TASK BRIEF.
From the entries below, copy every line where the string "title" appears.

-- BEGIN --

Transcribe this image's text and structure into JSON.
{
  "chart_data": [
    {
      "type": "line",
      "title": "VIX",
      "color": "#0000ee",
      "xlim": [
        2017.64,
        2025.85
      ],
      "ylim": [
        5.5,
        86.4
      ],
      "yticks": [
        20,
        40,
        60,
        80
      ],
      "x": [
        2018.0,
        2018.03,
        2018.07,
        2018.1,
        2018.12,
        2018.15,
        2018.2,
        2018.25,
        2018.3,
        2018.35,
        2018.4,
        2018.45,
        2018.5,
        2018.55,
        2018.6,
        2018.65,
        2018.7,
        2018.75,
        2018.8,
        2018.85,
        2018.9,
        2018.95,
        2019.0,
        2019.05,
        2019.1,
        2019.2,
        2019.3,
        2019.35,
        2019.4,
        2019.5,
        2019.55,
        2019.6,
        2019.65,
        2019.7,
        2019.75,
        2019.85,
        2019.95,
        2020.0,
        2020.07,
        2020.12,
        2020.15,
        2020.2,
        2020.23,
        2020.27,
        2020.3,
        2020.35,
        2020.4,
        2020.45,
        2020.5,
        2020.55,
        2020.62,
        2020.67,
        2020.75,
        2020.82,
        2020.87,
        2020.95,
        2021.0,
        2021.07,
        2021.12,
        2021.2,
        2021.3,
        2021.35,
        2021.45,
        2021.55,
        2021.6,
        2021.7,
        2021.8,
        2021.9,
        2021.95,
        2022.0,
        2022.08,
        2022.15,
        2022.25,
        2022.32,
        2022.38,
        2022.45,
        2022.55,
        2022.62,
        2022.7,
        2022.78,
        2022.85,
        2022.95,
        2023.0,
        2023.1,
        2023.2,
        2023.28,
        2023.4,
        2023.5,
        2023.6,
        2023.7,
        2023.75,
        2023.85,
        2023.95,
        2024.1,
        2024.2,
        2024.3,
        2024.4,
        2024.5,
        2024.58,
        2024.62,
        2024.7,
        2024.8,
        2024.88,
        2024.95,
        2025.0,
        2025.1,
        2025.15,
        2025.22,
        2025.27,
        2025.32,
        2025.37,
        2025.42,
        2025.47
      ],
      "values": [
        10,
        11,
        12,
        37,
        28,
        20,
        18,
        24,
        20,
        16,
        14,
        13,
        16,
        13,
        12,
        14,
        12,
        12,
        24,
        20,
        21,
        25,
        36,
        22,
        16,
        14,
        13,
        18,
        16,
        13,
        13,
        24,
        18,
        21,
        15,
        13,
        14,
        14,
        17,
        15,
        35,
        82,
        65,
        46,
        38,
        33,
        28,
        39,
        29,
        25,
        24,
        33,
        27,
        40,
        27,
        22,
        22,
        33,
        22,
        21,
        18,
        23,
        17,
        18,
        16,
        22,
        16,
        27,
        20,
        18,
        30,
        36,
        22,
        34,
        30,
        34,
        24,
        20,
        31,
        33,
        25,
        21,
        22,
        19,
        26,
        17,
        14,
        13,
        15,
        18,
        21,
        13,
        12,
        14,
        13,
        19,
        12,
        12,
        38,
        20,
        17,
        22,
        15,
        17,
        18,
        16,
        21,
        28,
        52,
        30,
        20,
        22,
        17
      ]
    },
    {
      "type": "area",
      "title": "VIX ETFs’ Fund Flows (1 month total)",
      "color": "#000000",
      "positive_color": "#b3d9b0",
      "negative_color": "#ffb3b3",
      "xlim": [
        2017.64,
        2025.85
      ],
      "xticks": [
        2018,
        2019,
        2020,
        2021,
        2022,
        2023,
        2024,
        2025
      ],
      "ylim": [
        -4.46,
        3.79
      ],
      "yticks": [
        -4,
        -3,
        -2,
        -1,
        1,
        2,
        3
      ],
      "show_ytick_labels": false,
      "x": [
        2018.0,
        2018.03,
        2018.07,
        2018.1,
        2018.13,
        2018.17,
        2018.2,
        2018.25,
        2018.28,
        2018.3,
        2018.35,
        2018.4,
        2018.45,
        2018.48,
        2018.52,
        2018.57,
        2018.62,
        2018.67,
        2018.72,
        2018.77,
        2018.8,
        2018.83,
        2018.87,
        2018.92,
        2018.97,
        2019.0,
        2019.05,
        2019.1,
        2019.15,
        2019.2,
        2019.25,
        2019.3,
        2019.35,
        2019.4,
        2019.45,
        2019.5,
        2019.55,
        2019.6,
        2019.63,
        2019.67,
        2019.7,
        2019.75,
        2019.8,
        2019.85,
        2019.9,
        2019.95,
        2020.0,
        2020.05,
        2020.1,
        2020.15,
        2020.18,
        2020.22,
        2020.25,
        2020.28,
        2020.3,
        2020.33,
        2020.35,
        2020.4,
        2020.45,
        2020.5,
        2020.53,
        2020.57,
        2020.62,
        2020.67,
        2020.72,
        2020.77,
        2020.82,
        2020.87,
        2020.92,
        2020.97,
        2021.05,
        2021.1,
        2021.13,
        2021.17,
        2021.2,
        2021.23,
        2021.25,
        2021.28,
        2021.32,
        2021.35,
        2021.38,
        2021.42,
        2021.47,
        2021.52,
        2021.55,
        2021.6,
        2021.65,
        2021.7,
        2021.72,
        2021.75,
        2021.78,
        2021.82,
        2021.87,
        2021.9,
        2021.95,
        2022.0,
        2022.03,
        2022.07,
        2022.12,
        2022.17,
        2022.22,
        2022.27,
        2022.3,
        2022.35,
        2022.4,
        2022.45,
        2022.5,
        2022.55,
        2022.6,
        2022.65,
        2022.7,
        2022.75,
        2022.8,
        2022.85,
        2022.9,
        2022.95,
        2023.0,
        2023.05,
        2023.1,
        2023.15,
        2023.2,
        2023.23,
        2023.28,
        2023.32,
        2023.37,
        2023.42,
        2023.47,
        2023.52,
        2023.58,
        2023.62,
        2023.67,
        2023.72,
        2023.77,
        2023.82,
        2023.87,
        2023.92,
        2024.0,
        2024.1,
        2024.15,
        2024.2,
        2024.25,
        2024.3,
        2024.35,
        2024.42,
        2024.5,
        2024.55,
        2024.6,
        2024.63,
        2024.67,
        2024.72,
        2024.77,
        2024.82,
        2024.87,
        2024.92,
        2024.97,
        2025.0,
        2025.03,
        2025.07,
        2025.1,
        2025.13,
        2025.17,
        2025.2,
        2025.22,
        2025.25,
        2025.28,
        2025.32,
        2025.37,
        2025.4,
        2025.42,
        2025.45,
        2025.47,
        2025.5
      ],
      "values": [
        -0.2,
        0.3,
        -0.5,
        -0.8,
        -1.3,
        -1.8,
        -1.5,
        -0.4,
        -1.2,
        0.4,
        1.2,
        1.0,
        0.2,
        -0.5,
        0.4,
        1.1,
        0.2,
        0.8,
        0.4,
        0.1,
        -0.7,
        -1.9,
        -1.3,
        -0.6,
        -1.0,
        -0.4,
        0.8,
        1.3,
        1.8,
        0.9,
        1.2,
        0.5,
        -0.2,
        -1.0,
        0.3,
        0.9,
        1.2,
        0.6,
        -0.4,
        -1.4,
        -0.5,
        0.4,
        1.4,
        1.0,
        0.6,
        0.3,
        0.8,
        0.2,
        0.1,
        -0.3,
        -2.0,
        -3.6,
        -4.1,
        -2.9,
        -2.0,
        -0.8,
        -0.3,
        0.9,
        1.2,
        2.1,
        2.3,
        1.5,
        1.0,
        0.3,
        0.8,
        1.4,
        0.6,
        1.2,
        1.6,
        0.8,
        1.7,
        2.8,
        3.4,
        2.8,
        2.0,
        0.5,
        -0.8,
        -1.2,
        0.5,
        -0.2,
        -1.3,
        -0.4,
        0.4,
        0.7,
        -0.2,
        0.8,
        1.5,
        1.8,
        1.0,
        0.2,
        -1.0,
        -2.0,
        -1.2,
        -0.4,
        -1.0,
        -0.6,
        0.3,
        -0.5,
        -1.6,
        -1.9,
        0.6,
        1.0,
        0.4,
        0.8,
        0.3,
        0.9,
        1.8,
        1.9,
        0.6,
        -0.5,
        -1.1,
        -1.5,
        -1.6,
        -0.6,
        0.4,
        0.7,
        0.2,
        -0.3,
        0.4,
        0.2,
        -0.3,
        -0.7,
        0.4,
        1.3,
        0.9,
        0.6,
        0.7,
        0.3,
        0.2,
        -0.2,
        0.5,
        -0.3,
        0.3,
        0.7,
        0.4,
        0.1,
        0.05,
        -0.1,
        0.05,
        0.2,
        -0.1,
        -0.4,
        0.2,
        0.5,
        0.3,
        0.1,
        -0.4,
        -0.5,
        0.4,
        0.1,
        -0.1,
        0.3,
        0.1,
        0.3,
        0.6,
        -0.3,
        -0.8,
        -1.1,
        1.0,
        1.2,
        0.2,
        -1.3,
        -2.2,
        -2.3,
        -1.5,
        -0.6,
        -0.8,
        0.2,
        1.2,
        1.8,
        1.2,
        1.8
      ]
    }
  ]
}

-- END --

OUTPUT FOR THIS TASK.
      "title": "VIX",
      "title": "VIX ETFs’ Fund Flows (1 month total)",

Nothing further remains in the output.